● EXERCISE AIM:
Reproduce all of the data that follows, character for character.

Saved data entries
_ _ _

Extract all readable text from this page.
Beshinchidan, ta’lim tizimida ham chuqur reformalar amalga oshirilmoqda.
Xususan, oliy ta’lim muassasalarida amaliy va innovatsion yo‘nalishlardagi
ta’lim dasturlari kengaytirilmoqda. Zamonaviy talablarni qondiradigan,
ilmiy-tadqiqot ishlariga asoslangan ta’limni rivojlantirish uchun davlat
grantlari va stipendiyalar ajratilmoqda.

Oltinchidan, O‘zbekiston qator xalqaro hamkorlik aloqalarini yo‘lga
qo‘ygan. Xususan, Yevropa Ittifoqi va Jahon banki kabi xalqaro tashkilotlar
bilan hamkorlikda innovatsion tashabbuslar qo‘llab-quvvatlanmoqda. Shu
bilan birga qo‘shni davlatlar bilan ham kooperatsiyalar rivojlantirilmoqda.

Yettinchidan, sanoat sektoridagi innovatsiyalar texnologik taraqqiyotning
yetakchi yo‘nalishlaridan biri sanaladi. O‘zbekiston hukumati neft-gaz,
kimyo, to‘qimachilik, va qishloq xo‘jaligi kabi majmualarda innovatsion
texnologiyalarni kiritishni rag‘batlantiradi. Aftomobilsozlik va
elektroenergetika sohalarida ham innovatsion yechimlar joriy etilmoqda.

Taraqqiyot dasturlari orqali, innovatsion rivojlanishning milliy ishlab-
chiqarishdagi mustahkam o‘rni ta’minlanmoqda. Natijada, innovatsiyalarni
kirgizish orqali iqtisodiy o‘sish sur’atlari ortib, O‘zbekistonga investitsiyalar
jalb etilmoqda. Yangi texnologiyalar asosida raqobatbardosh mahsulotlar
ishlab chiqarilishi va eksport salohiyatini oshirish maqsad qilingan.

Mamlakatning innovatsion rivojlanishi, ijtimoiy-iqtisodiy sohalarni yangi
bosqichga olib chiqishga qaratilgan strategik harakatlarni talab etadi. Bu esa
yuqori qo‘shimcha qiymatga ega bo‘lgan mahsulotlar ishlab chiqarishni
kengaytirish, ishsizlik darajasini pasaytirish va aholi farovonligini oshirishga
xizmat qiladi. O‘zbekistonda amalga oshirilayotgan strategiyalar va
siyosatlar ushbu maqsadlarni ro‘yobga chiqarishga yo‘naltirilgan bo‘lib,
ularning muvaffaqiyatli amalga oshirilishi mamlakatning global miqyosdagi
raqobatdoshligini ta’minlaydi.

_ _ _

● FULL ANSWER:
Extract all readable text from this page.
Beshinchidan, ta’lim tizimida ham chuqur reformalar amalga oshirilmoqda.
Xususan, oliy ta’lim muassasalarida amaliy va innovatsion yo‘nalishlardagi
ta’lim dasturlari kengaytirilmoqda. Zamonaviy talablarni qondiradigan,
ilmiy-tadqiqot ishlariga asoslangan ta’limni rivojlantirish uchun davlat
grantlari va stipendiyalar ajratilmoqda.

Oltinchidan, O‘zbekiston qator xalqaro hamkorlik aloqalarini yo‘lga
qo‘ygan. Xususan, Yevropa Ittifoqi va Jahon banki kabi xalqaro tashkilotlar
bilan hamkorlikda innovatsion tashabbuslar qo‘llab-quvvatlanmoqda. Shu
bilan birga qo‘shni davlatlar bilan ham kooperatsiyalar rivojlantirilmoqda.

Yettinchidan, sanoat sektoridagi innovatsiyalar texnologik taraqqiyotning
yetakchi yo‘nalishlaridan biri sanaladi. O‘zbekiston hukumati neft-gaz,
kimyo, to‘qimachilik, va qishloq xo‘jaligi kabi majmualarda innovatsion
texnologiyalarni kiritishni rag‘batlantiradi. Aftomobilsozlik va
elektroenergetika sohalarida ham innovatsion yechimlar joriy etilmoqda.

Taraqqiyot dasturlari orqali, innovatsion rivojlanishning milliy ishlab-
chiqarishdagi mustahkam o‘rni ta’minlanmoqda. Natijada, innovatsiyalarni
kirgizish orqali iqtisodiy o‘sish sur’atlari ortib, O‘zbekistonga investitsiyalar
jalb etilmoqda. Yangi texnologiyalar asosida raqobatbardosh mahsulotlar
ishlab chiqarilishi va eksport salohiyatini oshirish maqsad qilingan.

Mamlakatning innovatsion rivojlanishi, ijtimoiy-iqtisodiy sohalarni yangi
bosqichga olib chiqishga qaratilgan strategik harakatlarni talab etadi. Bu esa
yuqori qo‘shimcha qiymatga ega bo‘lgan mahsulotlar ishlab chiqarishni
kengaytirish, ishsizlik darajasini pasaytirish va aholi farovonligini oshirishga
xizmat qiladi. O‘zbekistonda amalga oshirilayotgan strategiyalar va
siyosatlar ushbu maqsadlarni ro‘yobga chiqarishga yo‘naltirilgan bo‘lib,
ularning muvaffaqiyatli amalga oshirilishi mamlakatning global miqyosdagi
raqobatdoshligini ta’minlaydi.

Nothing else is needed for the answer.